▶ [SET EXERCISE]
Omit any picture, and return the remaining data exactly as written.

▶ [RECORDS PROVIDED]
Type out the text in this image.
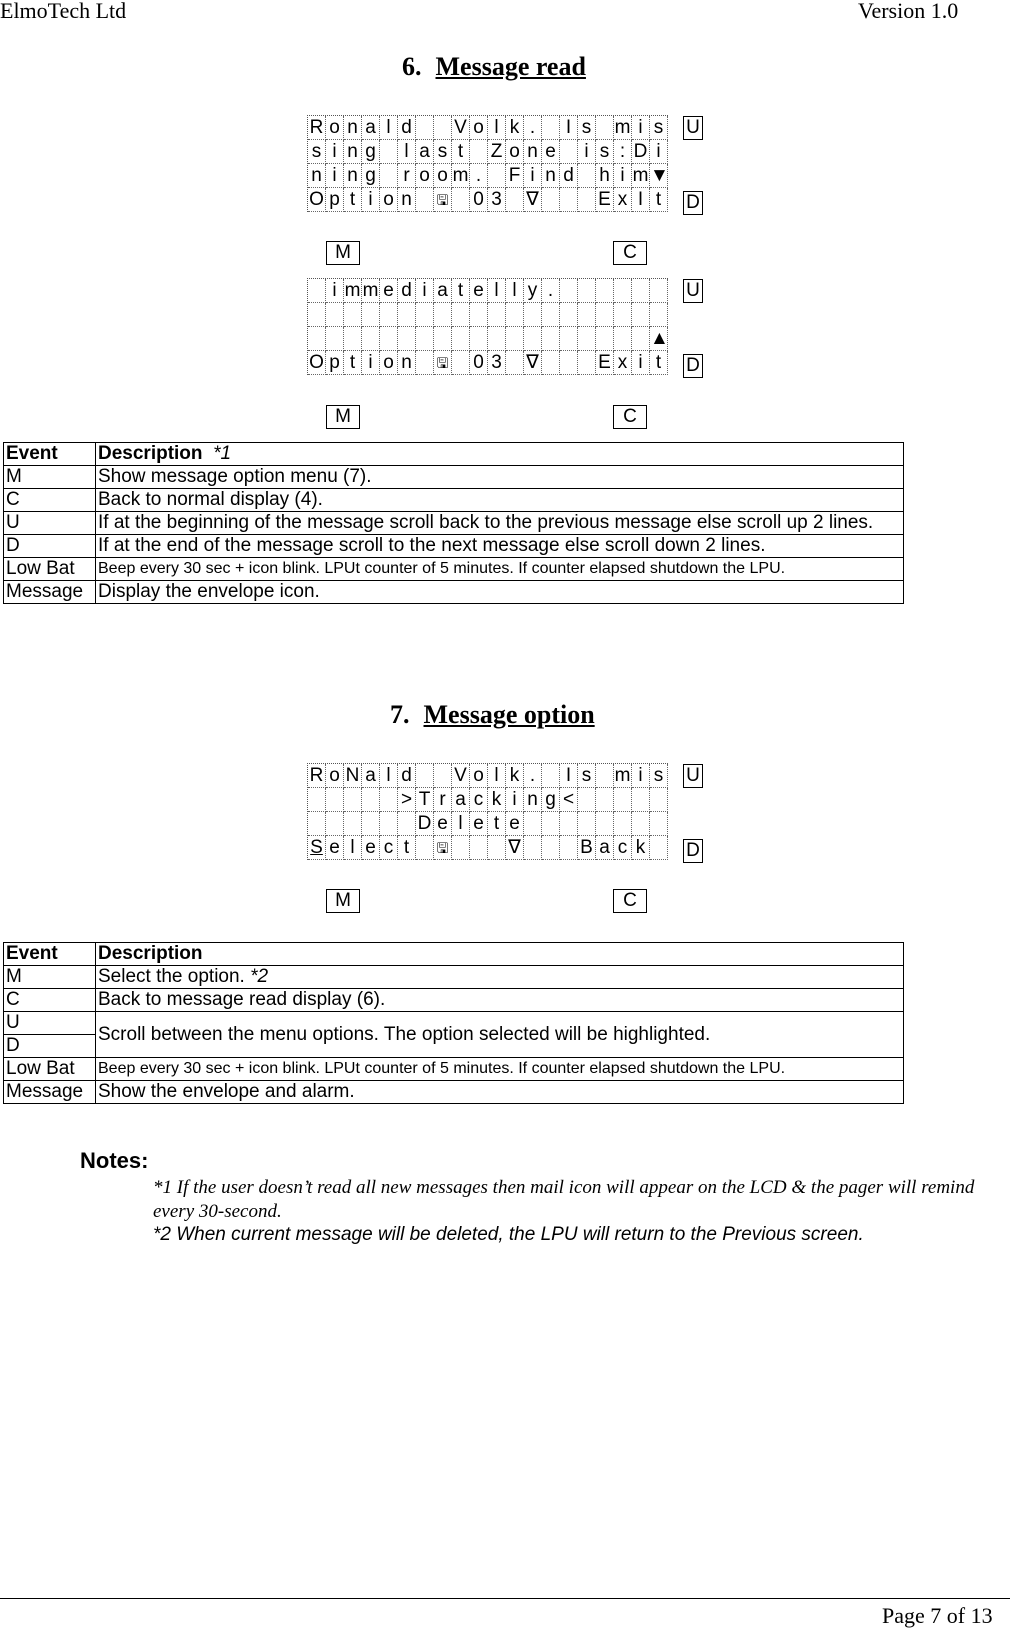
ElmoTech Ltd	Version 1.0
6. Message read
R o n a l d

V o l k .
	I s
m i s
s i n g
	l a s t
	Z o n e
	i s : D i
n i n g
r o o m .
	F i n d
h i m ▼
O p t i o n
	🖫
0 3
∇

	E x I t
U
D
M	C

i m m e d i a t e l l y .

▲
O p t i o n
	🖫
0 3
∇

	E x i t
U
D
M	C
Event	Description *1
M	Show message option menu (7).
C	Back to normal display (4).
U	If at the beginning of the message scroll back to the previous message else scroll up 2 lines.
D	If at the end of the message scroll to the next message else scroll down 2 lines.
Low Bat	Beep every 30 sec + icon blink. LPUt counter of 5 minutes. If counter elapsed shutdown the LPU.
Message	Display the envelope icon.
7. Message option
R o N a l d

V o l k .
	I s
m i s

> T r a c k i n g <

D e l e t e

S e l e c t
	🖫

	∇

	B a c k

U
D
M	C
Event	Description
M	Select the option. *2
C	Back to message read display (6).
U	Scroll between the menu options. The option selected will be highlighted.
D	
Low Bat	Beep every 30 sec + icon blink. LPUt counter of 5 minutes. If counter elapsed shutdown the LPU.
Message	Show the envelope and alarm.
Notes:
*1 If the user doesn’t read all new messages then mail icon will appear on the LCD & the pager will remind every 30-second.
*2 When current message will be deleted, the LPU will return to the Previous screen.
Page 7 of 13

▶ [ANSWER IN FULL]
Type out the text in this image.
ElmoTech Ltd	Version 1.0
6. Message read
R o n a l d

V o l k .
	I s
m i s
s i n g
	l a s t
	Z o n e
	i s : D i
n i n g
r o o m .
	F i n d
h i m ▼
O p t i o n
	🖫
0 3
∇

	E x I t
U
D
M	C

i m m e d i a t e l l y .

▲
O p t i o n
	🖫
0 3
∇

	E x i t
U
D
M	C
Event	Description *1
M	Show message option menu (7).
C	Back to normal display (4).
U	If at the beginning of the message scroll back to the previous message else scroll up 2 lines.
D	If at the end of the message scroll to the next message else scroll down 2 lines.
Low Bat	Beep every 30 sec + icon blink. LPUt counter of 5 minutes. If counter elapsed shutdown the LPU.
Message	Display the envelope icon.
7. Message option
R o N a l d

V o l k .
	I s
m i s

> T r a c k i n g <

D e l e t e

S e l e c t
	🖫

	∇

	B a c k

U
D
M	C
Event	Description
M	Select the option. *2
C	Back to message read display (6).
U	Scroll between the menu options. The option selected will be highlighted.
D	
Low Bat	Beep every 30 sec + icon blink. LPUt counter of 5 minutes. If counter elapsed shutdown the LPU.
Message	Show the envelope and alarm.
Notes:
*1 If the user doesn’t read all new messages then mail icon will appear on the LCD & the pager will remind every 30-second.
*2 When current message will be deleted, the LPU will return to the Previous screen.
Page 7 of 13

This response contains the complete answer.